What the exercise asks:
Copy the records below exactly as they are written.

Available records:
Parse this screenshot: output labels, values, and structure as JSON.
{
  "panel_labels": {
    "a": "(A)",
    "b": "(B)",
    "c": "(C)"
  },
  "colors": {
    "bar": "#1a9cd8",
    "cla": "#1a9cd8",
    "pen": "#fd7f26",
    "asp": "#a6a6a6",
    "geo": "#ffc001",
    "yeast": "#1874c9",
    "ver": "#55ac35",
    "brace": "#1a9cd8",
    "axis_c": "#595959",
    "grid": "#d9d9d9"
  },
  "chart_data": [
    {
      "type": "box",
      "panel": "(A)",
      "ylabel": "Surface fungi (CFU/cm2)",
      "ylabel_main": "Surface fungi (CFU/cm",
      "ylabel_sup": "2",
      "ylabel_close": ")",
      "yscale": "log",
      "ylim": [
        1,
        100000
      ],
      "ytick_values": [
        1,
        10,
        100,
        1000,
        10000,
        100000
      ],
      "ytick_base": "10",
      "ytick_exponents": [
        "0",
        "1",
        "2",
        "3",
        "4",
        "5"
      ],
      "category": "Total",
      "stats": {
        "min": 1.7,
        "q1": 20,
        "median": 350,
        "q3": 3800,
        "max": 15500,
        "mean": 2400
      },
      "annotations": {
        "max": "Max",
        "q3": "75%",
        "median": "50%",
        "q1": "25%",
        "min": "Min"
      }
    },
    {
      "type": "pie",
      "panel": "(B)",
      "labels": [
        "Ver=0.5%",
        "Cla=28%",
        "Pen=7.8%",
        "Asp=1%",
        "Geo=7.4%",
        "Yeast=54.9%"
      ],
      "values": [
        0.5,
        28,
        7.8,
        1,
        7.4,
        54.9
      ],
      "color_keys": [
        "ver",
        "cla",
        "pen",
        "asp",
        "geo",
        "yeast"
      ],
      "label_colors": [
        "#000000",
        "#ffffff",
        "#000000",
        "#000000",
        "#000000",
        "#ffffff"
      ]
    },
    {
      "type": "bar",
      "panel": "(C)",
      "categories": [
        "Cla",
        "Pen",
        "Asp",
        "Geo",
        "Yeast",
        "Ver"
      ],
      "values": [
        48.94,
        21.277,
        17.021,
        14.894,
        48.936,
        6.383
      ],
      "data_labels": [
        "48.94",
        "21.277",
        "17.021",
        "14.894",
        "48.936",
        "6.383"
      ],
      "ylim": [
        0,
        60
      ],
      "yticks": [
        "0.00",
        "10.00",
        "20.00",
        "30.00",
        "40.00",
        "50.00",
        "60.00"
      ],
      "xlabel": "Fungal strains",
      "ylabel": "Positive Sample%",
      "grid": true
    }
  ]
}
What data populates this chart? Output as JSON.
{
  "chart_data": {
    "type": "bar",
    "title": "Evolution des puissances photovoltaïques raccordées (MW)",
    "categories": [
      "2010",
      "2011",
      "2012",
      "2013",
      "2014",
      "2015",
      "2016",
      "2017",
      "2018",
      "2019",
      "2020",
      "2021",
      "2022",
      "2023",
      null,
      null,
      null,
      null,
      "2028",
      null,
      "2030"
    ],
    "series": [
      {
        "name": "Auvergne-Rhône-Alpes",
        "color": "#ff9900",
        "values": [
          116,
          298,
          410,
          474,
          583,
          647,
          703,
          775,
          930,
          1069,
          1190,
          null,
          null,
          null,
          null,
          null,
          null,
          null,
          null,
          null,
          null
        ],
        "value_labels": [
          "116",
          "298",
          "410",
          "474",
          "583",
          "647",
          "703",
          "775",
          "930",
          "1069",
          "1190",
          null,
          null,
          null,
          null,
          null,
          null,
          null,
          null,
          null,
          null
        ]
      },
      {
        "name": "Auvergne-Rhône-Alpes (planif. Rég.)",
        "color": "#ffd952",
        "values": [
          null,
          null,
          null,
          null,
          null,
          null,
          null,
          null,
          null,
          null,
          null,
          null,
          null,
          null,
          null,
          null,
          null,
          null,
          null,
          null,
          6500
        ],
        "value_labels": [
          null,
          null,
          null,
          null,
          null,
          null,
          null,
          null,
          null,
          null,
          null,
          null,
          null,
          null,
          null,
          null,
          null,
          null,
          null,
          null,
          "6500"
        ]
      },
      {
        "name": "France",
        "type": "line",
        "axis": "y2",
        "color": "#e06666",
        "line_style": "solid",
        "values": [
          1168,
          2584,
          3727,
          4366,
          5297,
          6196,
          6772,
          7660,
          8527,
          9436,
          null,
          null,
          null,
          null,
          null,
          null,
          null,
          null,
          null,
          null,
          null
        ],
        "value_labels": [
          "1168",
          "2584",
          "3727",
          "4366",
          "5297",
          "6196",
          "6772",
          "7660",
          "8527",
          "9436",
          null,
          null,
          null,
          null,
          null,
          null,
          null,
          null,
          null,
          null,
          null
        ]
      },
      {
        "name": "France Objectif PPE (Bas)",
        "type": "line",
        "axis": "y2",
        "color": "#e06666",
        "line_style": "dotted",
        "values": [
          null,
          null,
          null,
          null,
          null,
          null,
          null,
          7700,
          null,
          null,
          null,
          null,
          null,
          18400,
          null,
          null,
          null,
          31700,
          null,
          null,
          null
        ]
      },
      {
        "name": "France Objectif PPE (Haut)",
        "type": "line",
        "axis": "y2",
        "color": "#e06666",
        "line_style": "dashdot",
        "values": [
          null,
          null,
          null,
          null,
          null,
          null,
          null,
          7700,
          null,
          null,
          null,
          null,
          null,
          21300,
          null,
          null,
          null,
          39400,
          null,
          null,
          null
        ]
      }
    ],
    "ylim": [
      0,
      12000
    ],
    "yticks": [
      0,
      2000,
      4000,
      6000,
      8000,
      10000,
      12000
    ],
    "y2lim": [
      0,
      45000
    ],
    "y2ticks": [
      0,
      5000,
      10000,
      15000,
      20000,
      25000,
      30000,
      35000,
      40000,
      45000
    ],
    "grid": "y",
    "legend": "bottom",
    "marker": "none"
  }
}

Answer:
Parse this screenshot: output labels, values, and structure as JSON.
{
  "panel_labels": {
    "a": "(A)",
    "b": "(B)",
    "c": "(C)"
  },
  "colors": {
    "bar": "#1a9cd8",
    "cla": "#1a9cd8",
    "pen": "#fd7f26",
    "asp": "#a6a6a6",
    "geo": "#ffc001",
    "yeast": "#1874c9",
    "ver": "#55ac35",
    "brace": "#1a9cd8",
    "axis_c": "#595959",
    "grid": "#d9d9d9"
  },
  "chart_data": [
    {
      "type": "box",
      "panel": "(A)",
      "ylabel": "Surface fungi (CFU/cm2)",
      "ylabel_main": "Surface fungi (CFU/cm",
      "ylabel_sup": "2",
      "ylabel_close": ")",
      "yscale": "log",
      "ylim": [
        1,
        100000
      ],
      "ytick_values": [
        1,
        10,
        100,
        1000,
        10000,
        100000
      ],
      "ytick_base": "10",
      "ytick_exponents": [
        "0",
        "1",
        "2",
        "3",
        "4",
        "5"
      ],
      "category": "Total",
      "stats": {
        "min": 1.7,
        "q1": 20,
        "median": 350,
        "q3": 3800,
        "max": 15500,
        "mean": 2400
      },
      "annotations": {
        "max": "Max",
        "q3": "75%",
        "median": "50%",
        "q1": "25%",
        "min": "Min"
      }
    },
    {
      "type": "pie",
      "panel": "(B)",
      "labels": [
        "Ver=0.5%",
        "Cla=28%",
        "Pen=7.8%",
        "Asp=1%",
        "Geo=7.4%",
        "Yeast=54.9%"
      ],
      "values": [
        0.5,
        28,
        7.8,
        1,
        7.4,
        54.9
      ],
      "color_keys": [
        "ver",
        "cla",
        "pen",
        "asp",
        "geo",
        "yeast"
      ],
      "label_colors": [
        "#000000",
        "#ffffff",
        "#000000",
        "#000000",
        "#000000",
        "#ffffff"
      ]
    },
    {
      "type": "bar",
      "panel": "(C)",
      "categories": [
        "Cla",
        "Pen",
        "Asp",
        "Geo",
        "Yeast",
        "Ver"
      ],
      "values": [
        48.94,
        21.277,
        17.021,
        14.894,
        48.936,
        6.383
      ],
      "data_labels": [
        "48.94",
        "21.277",
        "17.021",
        "14.894",
        "48.936",
        "6.383"
      ],
      "ylim": [
        0,
        60
      ],
      "yticks": [
        "0.00",
        "10.00",
        "20.00",
        "30.00",
        "40.00",
        "50.00",
        "60.00"
      ],
      "xlabel": "Fungal strains",
      "ylabel": "Positive Sample%",
      "grid": true
    }
  ]
}
What data populates this chart? Output as JSON.
{
  "chart_data": {
    "type": "bar",
    "title": "Evolution des puissances photovoltaïques raccordées (MW)",
    "categories": [
      "2010",
      "2011",
      "2012",
      "2013",
      "2014",
      "2015",
      "2016",
      "2017",
      "2018",
      "2019",
      "2020",
      "2021",
      "2022",
      "2023",
      null,
      null,
      null,
      null,
      "2028",
      null,
      "2030"
    ],
    "series": [
      {
        "name": "Auvergne-Rhône-Alpes",
        "color": "#ff9900",
        "values": [
          116,
          298,
          410,
          474,
          583,
          647,
          703,
          775,
          930,
          1069,
          1190,
          null,
          null,
          null,
          null,
          null,
          null,
          null,
          null,
          null,
          null
        ],
        "value_labels": [
          "116",
          "298",
          "410",
          "474",
          "583",
          "647",
          "703",
          "775",
          "930",
          "1069",
          "1190",
          null,
          null,
          null,
          null,
          null,
          null,
          null,
          null,
          null,
          null
        ]
      },
      {
        "name": "Auvergne-Rhône-Alpes (planif. Rég.)",
        "color": "#ffd952",
        "values": [
          null,
          null,
          null,
          null,
          null,
          null,
          null,
          null,
          null,
          null,
          null,
          null,
          null,
          null,
          null,
          null,
          null,
          null,
          null,
          null,
          6500
        ],
        "value_labels": [
          null,
          null,
          null,
          null,
          null,
          null,
          null,
          null,
          null,
          null,
          null,
          null,
          null,
          null,
          null,
          null,
          null,
          null,
          null,
          null,
          "6500"
        ]
      },
      {
        "name": "France",
        "type": "line",
        "axis": "y2",
        "color": "#e06666",
        "line_style": "solid",
        "values": [
          1168,
          2584,
          3727,
          4366,
          5297,
          6196,
          6772,
          7660,
          8527,
          9436,
          null,
          null,
          null,
          null,
          null,
          null,
          null,
          null,
          null,
          null,
          null
        ],
        "value_labels": [
          "1168",
          "2584",
          "3727",
          "4366",
          "5297",
          "6196",
          "6772",
          "7660",
          "8527",
          "9436",
          null,
          null,
          null,
          null,
          null,
          null,
          null,
          null,
          null,
          null,
          null
        ]
      },
      {
        "name": "France Objectif PPE (Bas)",
        "type": "line",
        "axis": "y2",
        "color": "#e06666",
        "line_style": "dotted",
        "values": [
          null,
          null,
          null,
          null,
          null,
          null,
          null,
          7700,
          null,
          null,
          null,
          null,
          null,
          18400,
          null,
          null,
          null,
          31700,
          null,
          null,
          null
        ]
      },
      {
        "name": "France Objectif PPE (Haut)",
        "type": "line",
        "axis": "y2",
        "color": "#e06666",
        "line_style": "dashdot",
        "values": [
          null,
          null,
          null,
          null,
          null,
          null,
          null,
          7700,
          null,
          null,
          null,
          null,
          null,
          21300,
          null,
          null,
          null,
          39400,
          null,
          null,
          null
        ]
      }
    ],
    "ylim": [
      0,
      12000
    ],
    "yticks": [
      0,
      2000,
      4000,
      6000,
      8000,
      10000,
      12000
    ],
    "y2lim": [
      0,
      45000
    ],
    "y2ticks": [
      0,
      5000,
      10000,
      15000,
      20000,
      25000,
      30000,
      35000,
      40000,
      45000
    ],
    "grid": "y",
    "legend": "bottom",
    "marker": "none"
  }
}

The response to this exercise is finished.